**TEXTE FOURNI**.
En effet, des fonds d’investissement avaient également été lancés afin que ces prêts soient disponibles au plus grand nombre. Ainsi, plusieurs fonds gérés par Credit Suisse AM auraient investi dans les prêts de Greensill Capital et auraient perdu environ 10 milliards de dollars.

L’examen par le Wall Street Journal de documents internes de Greensill Capital montre qu’un grand nombre de prêts de l’entreprise concernaient en fait un petit cercle d’emprunteurs proches de son fondateur, ainsi que des connaissances et les principaux bailleurs extérieurs de M. Greensill. Dans certains cas, ces prêts auraient été renommés avant d’être vendus aux fonds d’investissement.

Greensill Capital s’est donc écarté de son activité initiale, ce qui a mis à risque une police d’assurance essentielle à la survie de son activité. Expirant en mars 2021, cette expiration a entraîné la chute de l’entreprise.

Selon le journal l’Opinion, les autorités réglementaires allemandes ont pris en charge le contrôle de la banque allemande de Greensill Capital et transmis une plainte au parquet. Dans une déclaration écrite, elles ont indiqué « qu’un audit spécifique avait mis au jour des pratiques comptables douteuses concernant le plus important client de M. Greensill, le magnat britannique de l’acier Sanjeev Gupta ».

**DONNÉES EXTRAITES**.
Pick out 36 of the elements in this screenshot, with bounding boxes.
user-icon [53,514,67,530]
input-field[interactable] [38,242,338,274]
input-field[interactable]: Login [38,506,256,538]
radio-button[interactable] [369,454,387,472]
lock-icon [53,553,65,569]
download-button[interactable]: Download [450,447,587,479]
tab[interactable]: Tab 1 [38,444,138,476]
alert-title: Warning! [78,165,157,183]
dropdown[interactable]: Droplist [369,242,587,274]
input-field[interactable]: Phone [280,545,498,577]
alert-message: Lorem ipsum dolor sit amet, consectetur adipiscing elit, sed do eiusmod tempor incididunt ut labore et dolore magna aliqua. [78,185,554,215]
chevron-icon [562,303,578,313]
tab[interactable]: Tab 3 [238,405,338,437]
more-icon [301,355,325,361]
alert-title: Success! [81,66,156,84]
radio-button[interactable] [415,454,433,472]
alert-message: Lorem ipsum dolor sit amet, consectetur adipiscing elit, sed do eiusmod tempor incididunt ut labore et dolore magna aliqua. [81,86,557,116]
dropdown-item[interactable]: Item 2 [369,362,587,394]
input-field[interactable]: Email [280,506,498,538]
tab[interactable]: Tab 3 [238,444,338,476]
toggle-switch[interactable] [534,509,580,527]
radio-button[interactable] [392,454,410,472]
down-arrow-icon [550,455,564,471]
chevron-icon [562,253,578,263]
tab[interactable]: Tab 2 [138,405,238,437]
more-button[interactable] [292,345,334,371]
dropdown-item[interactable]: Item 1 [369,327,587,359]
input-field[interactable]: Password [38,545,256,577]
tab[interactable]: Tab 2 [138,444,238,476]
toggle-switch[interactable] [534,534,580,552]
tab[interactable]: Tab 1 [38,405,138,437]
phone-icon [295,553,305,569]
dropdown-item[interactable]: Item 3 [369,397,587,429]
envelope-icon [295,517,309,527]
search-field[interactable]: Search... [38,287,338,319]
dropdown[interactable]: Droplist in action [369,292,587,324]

**EXERCICES À FAIRE**.
a) D'après le texte sur Greensill Capital, quand expirait la police d'assurance essentielle à la survie de son activité ?
b) Poursuivez le texte sur la chute de Greensill Capital après sa dernière phrase.

**RÉPONSES PAR NUMÉRO**.
a) En mars 2021.

b)
La procédure de faillite a ensuite été lancée la semaine dernière au Royaume-Uni. Un accord prévoyant que Apollo Global Management reprenne l’activité de base de Greensill Capital a été bloqué. Se présentant comme un leader des technologies financières, Greensill s’était en fait appuyé sur la plateforme d’une tierce partie.

Credit Suisse Asset Management a communiqué le 16 mars en déclarant : « En ce qui concerne la suspension et la liquidation des 4 fonds Supply Chain Finance (avec une valeur nette d’inventaire agrégée d’environ 10 milliards USD telle que publiée à fin février 2021) gérés par Credit Suisse Asset Management (CSAM), dont l’origination et la structuration des actifs avaient été assurées par Greensill Capital, la priorité du Credit Suisse reste de récupérer les fonds pour les investisseurs de CSAM. CSAM collabore étroitement avec les administrateurs de Greensill Capital, Grant Thornton, ainsi qu’avec d’autres parties afin de faciliter ce processus…. Bien que cette affaire n'en soit encore qu'à ses débuts, nous tenons à souligner qu'il est possible que le Credit Suisse doive supporter une charge à ce titre ».

Par ailleurs, trois cadres dirigeants qui supervisaient les fonds de Greensill, dont le responsable de la région EMEA, ont quitté la société. Aussi, Credit Suisse a annoncé une vaste restructuration de sa division de gestion d'actifs, dont plusieurs fonds avaient financé Greensill. La division sera dirigée par Ulrich Körner, un ancien cadre de la banque passé ensuite chez sa concurrente UBS. Et les activités de gestion d'actifs seront scindées de la gestion internationale de fortune pour former une nouvelle division.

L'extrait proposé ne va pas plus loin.